### Job
Single out each line with the word "meaning" and copy it.

### Provided records
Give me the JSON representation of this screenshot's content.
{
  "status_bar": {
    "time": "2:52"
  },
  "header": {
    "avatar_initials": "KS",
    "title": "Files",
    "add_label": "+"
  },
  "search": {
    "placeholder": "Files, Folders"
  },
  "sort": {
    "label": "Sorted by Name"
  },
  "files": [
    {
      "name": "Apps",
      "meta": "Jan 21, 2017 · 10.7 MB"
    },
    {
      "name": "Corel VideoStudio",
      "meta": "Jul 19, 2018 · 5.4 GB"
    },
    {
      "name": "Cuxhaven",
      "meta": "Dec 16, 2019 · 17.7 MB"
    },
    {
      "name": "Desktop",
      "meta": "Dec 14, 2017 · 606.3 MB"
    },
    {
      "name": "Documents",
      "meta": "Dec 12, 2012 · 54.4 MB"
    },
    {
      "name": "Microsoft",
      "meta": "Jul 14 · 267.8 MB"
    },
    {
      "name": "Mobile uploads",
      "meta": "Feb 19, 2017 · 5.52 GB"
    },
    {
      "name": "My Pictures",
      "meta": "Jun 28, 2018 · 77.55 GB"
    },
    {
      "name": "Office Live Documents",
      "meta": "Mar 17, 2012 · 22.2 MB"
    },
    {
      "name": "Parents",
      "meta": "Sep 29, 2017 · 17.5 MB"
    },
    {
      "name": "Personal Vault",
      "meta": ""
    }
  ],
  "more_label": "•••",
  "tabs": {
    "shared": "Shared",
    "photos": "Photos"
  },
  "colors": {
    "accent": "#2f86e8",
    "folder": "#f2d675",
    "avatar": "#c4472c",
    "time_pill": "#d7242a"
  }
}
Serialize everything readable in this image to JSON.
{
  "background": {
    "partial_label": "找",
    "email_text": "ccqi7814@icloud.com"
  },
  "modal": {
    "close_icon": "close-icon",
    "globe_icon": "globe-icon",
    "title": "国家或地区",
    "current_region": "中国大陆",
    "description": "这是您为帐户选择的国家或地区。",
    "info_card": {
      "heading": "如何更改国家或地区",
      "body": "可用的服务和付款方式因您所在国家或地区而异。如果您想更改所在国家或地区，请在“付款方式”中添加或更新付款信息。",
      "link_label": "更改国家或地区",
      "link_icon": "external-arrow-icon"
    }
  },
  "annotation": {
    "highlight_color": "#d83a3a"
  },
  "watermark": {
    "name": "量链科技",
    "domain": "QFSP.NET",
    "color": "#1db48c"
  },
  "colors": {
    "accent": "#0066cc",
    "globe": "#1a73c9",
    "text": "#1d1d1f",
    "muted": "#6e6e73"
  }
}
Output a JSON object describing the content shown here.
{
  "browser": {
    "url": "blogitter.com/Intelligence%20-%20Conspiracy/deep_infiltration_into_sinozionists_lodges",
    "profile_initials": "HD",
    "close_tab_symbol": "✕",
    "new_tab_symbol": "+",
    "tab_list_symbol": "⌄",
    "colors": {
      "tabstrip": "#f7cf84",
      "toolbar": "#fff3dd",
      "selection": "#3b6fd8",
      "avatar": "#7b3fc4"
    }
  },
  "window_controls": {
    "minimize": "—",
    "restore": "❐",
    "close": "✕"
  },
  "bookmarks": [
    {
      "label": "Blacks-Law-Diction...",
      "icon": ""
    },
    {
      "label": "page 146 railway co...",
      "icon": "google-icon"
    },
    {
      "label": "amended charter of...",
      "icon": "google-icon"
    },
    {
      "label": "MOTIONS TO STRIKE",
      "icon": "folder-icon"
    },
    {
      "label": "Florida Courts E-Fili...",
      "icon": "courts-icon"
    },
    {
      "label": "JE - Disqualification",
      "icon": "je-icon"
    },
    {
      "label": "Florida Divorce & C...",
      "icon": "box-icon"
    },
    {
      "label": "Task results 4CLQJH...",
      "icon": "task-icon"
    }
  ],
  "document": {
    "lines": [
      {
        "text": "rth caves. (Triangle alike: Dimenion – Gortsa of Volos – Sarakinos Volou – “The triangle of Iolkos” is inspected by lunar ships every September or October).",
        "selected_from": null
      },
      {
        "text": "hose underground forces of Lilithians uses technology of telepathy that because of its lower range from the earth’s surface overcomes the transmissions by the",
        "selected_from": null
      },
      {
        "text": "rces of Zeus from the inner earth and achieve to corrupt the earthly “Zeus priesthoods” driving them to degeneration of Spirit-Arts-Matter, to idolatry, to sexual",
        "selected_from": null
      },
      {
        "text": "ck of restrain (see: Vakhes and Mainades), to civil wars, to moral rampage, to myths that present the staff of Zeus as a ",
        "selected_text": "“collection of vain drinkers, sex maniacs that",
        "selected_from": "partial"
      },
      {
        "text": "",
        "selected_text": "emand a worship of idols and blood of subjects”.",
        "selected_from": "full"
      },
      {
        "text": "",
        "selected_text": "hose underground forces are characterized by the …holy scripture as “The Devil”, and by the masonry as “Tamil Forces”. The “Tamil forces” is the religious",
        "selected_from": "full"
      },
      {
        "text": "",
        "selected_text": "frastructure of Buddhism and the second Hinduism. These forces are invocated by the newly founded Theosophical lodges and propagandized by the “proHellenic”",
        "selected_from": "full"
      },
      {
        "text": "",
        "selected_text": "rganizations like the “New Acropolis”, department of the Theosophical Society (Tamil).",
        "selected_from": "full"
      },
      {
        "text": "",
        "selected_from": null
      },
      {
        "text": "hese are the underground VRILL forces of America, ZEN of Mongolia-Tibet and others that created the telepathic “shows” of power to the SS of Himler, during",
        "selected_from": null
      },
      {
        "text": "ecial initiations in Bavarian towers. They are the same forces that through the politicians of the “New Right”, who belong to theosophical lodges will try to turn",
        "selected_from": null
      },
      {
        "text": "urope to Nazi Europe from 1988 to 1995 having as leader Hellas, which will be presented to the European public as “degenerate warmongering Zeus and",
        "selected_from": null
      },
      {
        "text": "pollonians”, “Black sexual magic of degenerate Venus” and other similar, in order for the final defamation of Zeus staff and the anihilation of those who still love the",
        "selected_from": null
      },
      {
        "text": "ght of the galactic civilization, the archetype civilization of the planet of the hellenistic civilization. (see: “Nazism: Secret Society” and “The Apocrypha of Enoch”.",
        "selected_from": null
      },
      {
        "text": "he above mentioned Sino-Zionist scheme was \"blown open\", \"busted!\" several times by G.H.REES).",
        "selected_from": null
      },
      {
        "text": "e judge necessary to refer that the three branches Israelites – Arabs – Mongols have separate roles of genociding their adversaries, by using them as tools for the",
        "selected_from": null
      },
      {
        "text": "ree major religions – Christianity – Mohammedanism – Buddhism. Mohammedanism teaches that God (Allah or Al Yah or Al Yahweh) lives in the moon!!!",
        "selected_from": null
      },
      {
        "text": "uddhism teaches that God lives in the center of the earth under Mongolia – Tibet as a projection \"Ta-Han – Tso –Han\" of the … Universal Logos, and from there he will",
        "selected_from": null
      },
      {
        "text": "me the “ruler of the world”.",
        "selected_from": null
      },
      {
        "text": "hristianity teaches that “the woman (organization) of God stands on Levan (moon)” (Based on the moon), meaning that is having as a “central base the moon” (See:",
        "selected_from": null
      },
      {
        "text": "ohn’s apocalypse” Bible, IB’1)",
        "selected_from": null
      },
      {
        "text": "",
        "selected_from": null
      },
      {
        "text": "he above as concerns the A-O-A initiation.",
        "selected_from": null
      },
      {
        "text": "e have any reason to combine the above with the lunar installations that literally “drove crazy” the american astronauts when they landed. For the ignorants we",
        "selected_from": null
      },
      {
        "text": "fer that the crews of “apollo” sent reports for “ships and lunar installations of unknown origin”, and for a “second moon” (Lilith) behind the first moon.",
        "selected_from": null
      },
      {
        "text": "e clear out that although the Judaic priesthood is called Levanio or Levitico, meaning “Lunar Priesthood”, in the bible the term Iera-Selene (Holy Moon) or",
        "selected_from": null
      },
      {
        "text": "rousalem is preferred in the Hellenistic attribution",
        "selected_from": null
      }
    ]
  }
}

### Answer to this task
        "text": "hristianity teaches that “the woman (organization) of God stands on Levan (moon)” (Based on the moon), meaning that is having as a “central base the moon” (See:",
        "text": "e clear out that although the Judaic priesthood is called Levanio or Levitico, meaning “Lunar Priesthood”, in the bible the term Iera-Selene (Holy Moon) or",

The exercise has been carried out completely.